**Problem description:** Return every record below exactly as written, but leave out the pictures.

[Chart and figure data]

━━━━━━━━━━━━━━━━

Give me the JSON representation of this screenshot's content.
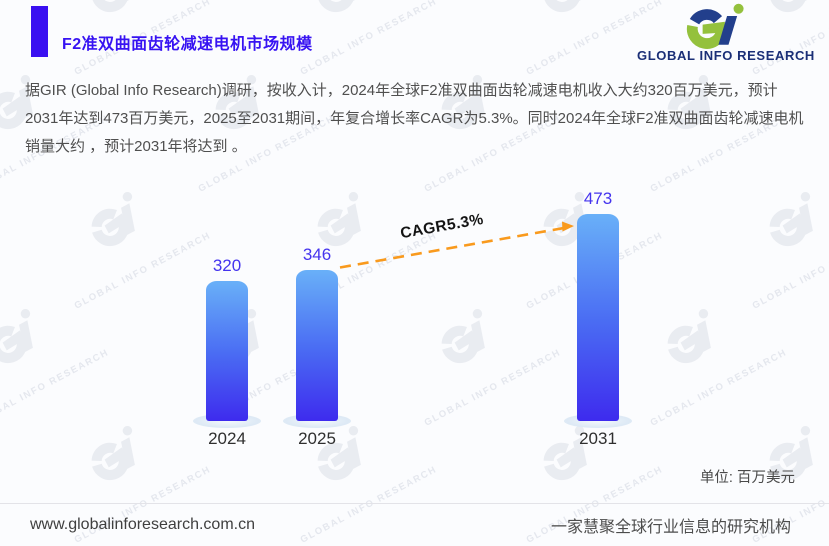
{
  "header": {
    "title": "F2准双曲面齿轮减速电机市场规模",
    "logo_brand": "GLOBAL INFO RESEARCH"
  },
  "summary": "据GIR (Global Info Research)调研，按收入计，2024年全球F2准双曲面齿轮减速电机收入大约320百万美元，预计2031年达到473百万美元，2025至2031期间，年复合增长率CAGR为5.3%。同时2024年全球F2准双曲面齿轮减速电机销量大约 ，预计2031年将达到 。",
  "chart_data": {
    "type": "bar",
    "title": "F2准双曲面齿轮减速电机市场规模",
    "categories": [
      "2024",
      "2025",
      "2031"
    ],
    "values": [
      320,
      346,
      473
    ],
    "value_labels": [
      "320",
      "346",
      "473"
    ],
    "annotation": "CAGR5.3%",
    "cagr_percent": 5.3,
    "unit_label": "单位: 百万美元",
    "unit": "百万美元",
    "ylim": [
      0,
      500
    ],
    "grid": false,
    "legend": false,
    "bar_color_top": "#69B0F8",
    "bar_color_bottom": "#3E2BEE",
    "trend_line_color": "#F99A1D",
    "value_label_color": "#4433EE"
  },
  "watermark": {
    "text": "GLOBAL INFO RESEARCH"
  },
  "footer": {
    "website": "www.globalinforesearch.com.cn",
    "tagline": "一家慧聚全球行业信息的研究机构"
  },
  "colors": {
    "accent": "#3A10F1",
    "title": "#3713F2",
    "logo_green": "#94C13D",
    "logo_navy": "#223F8C"
  }
}
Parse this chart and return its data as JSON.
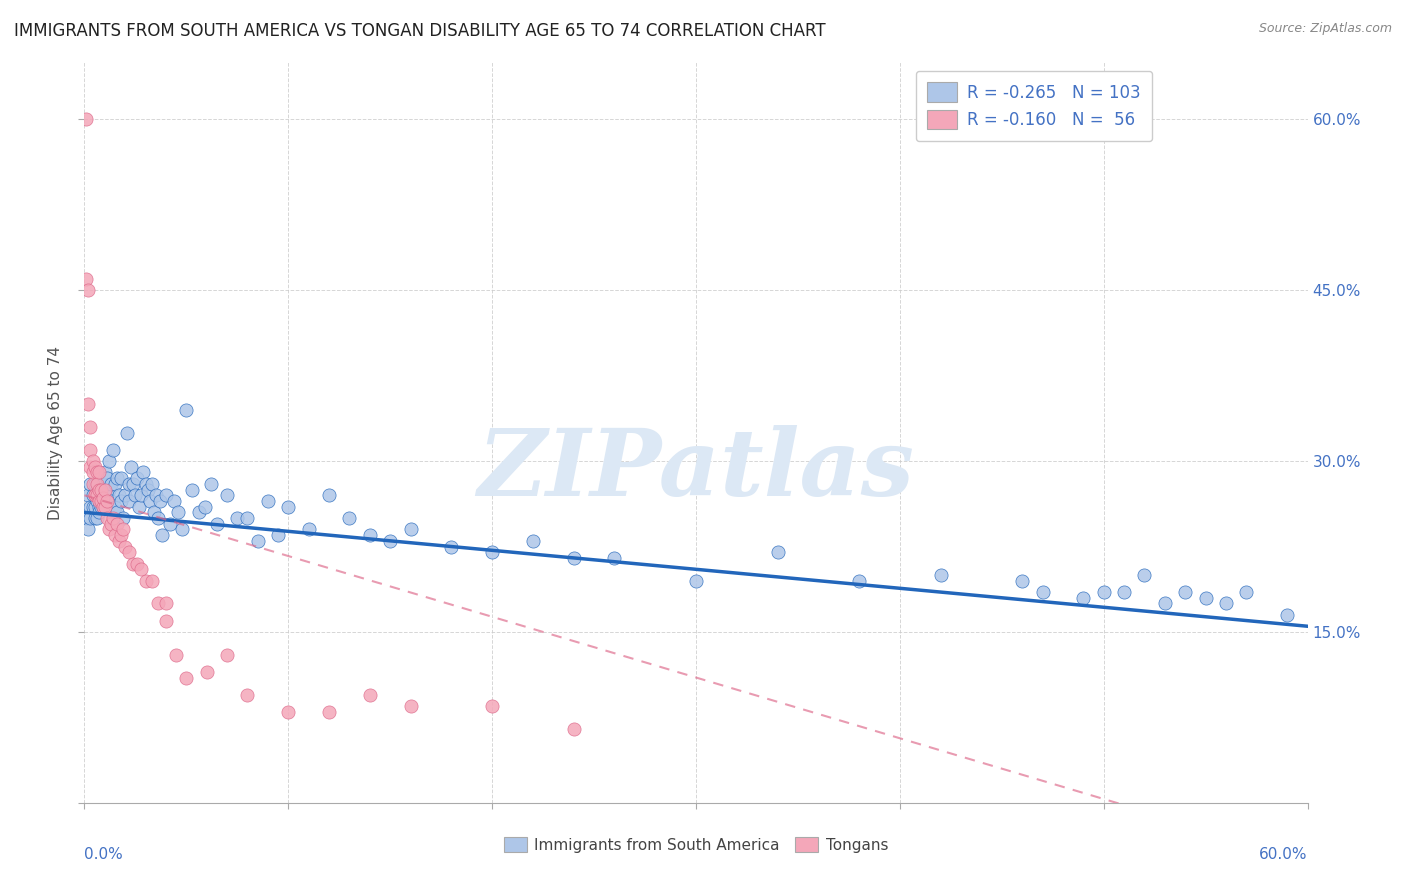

━━━━━━━━━━━━━━━━

**Result:**
Give me the JSON representation of this screenshot's content.
{
  "header": {
    "title": "F2准双曲面齿轮减速电机市场规模",
    "logo_brand": "GLOBAL INFO RESEARCH"
  },
  "summary": "据GIR (Global Info Research)调研，按收入计，2024年全球F2准双曲面齿轮减速电机收入大约320百万美元，预计2031年达到473百万美元，2025至2031期间，年复合增长率CAGR为5.3%。同时2024年全球F2准双曲面齿轮减速电机销量大约 ，预计2031年将达到 。",
  "chart_data": {
    "type": "bar",
    "title": "F2准双曲面齿轮减速电机市场规模",
    "categories": [
      "2024",
      "2025",
      "2031"
    ],
    "values": [
      320,
      346,
      473
    ],
    "value_labels": [
      "320",
      "346",
      "473"
    ],
    "annotation": "CAGR5.3%",
    "cagr_percent": 5.3,
    "unit_label": "单位: 百万美元",
    "unit": "百万美元",
    "ylim": [
      0,
      500
    ],
    "grid": false,
    "legend": false,
    "bar_color_top": "#69B0F8",
    "bar_color_bottom": "#3E2BEE",
    "trend_line_color": "#F99A1D",
    "value_label_color": "#4433EE"
  },
  "watermark": {
    "text": "GLOBAL INFO RESEARCH"
  },
  "footer": {
    "website": "www.globalinforesearch.com.cn",
    "tagline": "一家慧聚全球行业信息的研究机构"
  },
  "colors": {
    "accent": "#3A10F1",
    "title": "#3713F2",
    "logo_green": "#94C13D",
    "logo_navy": "#223F8C"
  }
}
Parse this chart and return its data as JSON.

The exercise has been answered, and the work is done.